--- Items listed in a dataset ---
#####

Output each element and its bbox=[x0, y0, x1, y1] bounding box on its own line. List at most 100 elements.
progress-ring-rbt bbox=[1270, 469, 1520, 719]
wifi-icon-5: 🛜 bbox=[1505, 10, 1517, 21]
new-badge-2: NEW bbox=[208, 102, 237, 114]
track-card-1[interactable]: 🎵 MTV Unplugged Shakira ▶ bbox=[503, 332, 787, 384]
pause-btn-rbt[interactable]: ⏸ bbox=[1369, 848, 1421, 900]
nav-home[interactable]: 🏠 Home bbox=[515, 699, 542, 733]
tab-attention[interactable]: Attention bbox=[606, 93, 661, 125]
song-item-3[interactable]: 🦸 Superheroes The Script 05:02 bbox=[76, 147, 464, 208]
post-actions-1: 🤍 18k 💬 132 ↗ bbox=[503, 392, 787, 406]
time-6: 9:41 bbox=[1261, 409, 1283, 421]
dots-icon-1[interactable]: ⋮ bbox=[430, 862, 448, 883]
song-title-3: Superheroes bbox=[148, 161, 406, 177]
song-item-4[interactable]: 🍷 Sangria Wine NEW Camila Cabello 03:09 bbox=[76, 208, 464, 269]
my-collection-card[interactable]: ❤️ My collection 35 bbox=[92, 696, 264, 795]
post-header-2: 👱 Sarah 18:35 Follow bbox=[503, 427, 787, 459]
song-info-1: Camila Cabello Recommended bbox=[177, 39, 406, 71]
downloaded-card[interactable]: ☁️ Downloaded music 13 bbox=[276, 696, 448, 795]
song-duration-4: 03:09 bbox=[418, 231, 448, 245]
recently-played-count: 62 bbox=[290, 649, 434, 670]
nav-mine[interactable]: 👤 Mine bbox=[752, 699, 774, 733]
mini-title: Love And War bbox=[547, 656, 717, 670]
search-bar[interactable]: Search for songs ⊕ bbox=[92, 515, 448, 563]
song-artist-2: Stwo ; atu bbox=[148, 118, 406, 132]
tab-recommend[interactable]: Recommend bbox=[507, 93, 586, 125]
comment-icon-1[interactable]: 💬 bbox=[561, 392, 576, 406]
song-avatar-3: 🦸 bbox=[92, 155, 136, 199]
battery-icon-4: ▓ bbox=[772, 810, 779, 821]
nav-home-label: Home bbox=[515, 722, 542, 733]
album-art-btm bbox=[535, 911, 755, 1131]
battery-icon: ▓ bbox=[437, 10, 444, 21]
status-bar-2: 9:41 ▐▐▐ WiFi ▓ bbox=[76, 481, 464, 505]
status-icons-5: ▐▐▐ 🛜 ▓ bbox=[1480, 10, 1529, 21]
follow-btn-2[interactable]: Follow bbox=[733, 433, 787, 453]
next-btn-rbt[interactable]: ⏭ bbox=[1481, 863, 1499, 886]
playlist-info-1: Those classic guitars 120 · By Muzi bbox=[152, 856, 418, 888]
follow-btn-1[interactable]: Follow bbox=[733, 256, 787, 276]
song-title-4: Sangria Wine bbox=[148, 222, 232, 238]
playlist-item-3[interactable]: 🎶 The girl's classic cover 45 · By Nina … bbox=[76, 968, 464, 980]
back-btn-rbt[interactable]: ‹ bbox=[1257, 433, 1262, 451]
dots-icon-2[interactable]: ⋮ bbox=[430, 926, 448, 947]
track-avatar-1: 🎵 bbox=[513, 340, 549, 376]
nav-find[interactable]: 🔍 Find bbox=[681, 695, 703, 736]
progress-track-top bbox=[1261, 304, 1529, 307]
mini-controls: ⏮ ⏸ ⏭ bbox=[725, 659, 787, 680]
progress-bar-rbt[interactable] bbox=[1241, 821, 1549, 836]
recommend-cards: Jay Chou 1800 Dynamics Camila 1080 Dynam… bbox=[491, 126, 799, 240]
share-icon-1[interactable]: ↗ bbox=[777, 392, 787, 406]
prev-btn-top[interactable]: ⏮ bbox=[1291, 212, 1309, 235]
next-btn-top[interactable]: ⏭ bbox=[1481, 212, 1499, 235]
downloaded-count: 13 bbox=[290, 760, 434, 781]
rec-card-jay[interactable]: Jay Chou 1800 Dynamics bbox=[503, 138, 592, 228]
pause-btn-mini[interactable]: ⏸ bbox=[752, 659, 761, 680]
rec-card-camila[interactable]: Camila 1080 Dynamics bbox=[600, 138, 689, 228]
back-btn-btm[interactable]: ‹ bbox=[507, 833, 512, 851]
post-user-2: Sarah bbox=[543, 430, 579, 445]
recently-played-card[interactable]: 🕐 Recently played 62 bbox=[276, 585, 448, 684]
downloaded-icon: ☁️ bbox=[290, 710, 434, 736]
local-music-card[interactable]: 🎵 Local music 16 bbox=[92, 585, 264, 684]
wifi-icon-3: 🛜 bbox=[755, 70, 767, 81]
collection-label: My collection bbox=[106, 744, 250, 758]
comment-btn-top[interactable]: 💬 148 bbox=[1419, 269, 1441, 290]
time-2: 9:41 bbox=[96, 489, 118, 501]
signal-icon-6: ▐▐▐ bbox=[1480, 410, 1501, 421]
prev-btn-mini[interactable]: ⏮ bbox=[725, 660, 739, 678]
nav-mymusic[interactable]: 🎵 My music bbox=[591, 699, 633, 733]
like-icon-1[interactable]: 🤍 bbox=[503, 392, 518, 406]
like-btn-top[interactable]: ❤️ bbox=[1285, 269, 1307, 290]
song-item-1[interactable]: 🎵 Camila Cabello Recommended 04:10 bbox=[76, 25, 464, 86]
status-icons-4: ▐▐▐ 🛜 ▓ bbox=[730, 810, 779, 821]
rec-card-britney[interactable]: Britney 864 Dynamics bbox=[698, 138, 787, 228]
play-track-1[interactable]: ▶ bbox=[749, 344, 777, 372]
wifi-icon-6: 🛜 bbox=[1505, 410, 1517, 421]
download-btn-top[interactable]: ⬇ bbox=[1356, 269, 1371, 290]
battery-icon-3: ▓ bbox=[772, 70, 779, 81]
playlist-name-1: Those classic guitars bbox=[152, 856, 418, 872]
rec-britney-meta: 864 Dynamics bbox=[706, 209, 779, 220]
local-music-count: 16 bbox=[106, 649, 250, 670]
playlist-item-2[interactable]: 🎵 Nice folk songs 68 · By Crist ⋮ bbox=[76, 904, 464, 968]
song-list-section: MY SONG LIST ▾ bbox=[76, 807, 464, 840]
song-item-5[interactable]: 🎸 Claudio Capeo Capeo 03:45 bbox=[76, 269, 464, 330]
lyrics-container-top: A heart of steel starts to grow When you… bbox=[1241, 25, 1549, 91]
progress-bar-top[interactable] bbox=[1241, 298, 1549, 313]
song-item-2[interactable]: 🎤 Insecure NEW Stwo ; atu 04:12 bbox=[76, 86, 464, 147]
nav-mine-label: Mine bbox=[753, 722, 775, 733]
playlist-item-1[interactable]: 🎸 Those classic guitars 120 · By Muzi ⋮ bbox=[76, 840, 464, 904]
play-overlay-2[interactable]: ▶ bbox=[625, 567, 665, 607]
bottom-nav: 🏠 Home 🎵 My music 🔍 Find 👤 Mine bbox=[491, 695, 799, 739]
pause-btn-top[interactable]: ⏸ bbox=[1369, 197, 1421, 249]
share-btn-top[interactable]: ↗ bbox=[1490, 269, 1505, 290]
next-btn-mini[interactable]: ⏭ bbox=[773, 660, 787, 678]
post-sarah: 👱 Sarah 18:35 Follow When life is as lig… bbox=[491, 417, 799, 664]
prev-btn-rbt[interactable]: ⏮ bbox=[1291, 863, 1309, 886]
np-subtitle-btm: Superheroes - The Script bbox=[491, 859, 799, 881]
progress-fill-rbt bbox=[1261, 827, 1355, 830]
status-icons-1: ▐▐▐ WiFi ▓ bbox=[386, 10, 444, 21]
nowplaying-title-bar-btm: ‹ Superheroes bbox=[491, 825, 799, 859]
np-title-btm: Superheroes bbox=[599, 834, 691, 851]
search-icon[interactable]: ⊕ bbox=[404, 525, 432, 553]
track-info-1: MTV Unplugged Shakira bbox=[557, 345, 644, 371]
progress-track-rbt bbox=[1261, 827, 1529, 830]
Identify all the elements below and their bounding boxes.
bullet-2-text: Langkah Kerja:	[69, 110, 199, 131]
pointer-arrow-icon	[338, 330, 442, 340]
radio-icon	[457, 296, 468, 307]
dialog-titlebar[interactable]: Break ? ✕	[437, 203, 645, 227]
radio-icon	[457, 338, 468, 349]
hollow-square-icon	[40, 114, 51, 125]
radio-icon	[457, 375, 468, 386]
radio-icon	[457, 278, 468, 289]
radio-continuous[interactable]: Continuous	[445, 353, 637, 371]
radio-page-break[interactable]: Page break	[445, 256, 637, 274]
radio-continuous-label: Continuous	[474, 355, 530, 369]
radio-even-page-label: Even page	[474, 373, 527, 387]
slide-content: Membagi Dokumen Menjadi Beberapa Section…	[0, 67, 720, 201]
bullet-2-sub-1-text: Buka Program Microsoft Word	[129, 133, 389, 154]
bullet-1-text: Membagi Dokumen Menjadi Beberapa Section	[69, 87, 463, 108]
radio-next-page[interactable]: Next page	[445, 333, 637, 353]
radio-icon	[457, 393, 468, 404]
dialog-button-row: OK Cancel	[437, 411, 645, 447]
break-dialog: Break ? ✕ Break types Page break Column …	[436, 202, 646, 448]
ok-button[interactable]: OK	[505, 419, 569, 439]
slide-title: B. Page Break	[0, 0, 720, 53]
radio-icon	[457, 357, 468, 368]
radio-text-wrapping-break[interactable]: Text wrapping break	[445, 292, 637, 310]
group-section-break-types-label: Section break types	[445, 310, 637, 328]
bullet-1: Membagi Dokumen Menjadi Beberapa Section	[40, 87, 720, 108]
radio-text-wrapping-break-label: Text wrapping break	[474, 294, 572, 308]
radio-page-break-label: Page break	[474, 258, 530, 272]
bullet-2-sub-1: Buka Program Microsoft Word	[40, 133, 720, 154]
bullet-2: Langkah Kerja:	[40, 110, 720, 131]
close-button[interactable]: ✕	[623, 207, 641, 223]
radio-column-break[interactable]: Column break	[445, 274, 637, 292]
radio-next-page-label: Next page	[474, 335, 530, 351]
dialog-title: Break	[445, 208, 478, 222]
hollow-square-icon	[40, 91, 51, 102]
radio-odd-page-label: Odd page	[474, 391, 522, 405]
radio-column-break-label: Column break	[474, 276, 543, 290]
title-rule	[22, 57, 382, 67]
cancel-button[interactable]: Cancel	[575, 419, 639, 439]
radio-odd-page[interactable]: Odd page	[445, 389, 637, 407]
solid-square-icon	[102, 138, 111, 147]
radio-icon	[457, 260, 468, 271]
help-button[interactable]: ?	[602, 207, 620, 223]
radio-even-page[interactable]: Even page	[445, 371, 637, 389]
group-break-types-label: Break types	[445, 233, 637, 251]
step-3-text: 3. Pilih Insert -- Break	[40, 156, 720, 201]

#####

--- Exercise prompt ---
Please return the listing's lines unchanged, beginning with its first line and stopping after the line that contains "next-btn-rbt[interactable]: ⏭ bbox=[1481, 863, 1499, 886]". Include both of those lines.

--- Written solution ---
Output each element and its bbox=[x0, y0, x1, y1] bounding box on its own line. List at most 100 elements.
progress-ring-rbt bbox=[1270, 469, 1520, 719]
wifi-icon-5: 🛜 bbox=[1505, 10, 1517, 21]
new-badge-2: NEW bbox=[208, 102, 237, 114]
track-card-1[interactable]: 🎵 MTV Unplugged Shakira ▶ bbox=[503, 332, 787, 384]
pause-btn-rbt[interactable]: ⏸ bbox=[1369, 848, 1421, 900]
nav-home[interactable]: 🏠 Home bbox=[515, 699, 542, 733]
tab-attention[interactable]: Attention bbox=[606, 93, 661, 125]
song-item-3[interactable]: 🦸 Superheroes The Script 05:02 bbox=[76, 147, 464, 208]
post-actions-1: 🤍 18k 💬 132 ↗ bbox=[503, 392, 787, 406]
time-6: 9:41 bbox=[1261, 409, 1283, 421]
dots-icon-1[interactable]: ⋮ bbox=[430, 862, 448, 883]
song-title-3: Superheroes bbox=[148, 161, 406, 177]
song-item-4[interactable]: 🍷 Sangria Wine NEW Camila Cabello 03:09 bbox=[76, 208, 464, 269]
my-collection-card[interactable]: ❤️ My collection 35 bbox=[92, 696, 264, 795]
post-header-2: 👱 Sarah 18:35 Follow bbox=[503, 427, 787, 459]
song-info-1: Camila Cabello Recommended bbox=[177, 39, 406, 71]
downloaded-card[interactable]: ☁️ Downloaded music 13 bbox=[276, 696, 448, 795]
song-duration-4: 03:09 bbox=[418, 231, 448, 245]
recently-played-count: 62 bbox=[290, 649, 434, 670]
nav-mine[interactable]: 👤 Mine bbox=[752, 699, 774, 733]
mini-title: Love And War bbox=[547, 656, 717, 670]
search-bar[interactable]: Search for songs ⊕ bbox=[92, 515, 448, 563]
song-artist-2: Stwo ; atu bbox=[148, 118, 406, 132]
tab-recommend[interactable]: Recommend bbox=[507, 93, 586, 125]
comment-icon-1[interactable]: 💬 bbox=[561, 392, 576, 406]
song-avatar-3: 🦸 bbox=[92, 155, 136, 199]
battery-icon-4: ▓ bbox=[772, 810, 779, 821]
nav-home-label: Home bbox=[515, 722, 542, 733]
album-art-btm bbox=[535, 911, 755, 1131]
battery-icon: ▓ bbox=[437, 10, 444, 21]
status-bar-2: 9:41 ▐▐▐ WiFi ▓ bbox=[76, 481, 464, 505]
status-icons-5: ▐▐▐ 🛜 ▓ bbox=[1480, 10, 1529, 21]
follow-btn-2[interactable]: Follow bbox=[733, 433, 787, 453]
next-btn-rbt[interactable]: ⏭ bbox=[1481, 863, 1499, 886]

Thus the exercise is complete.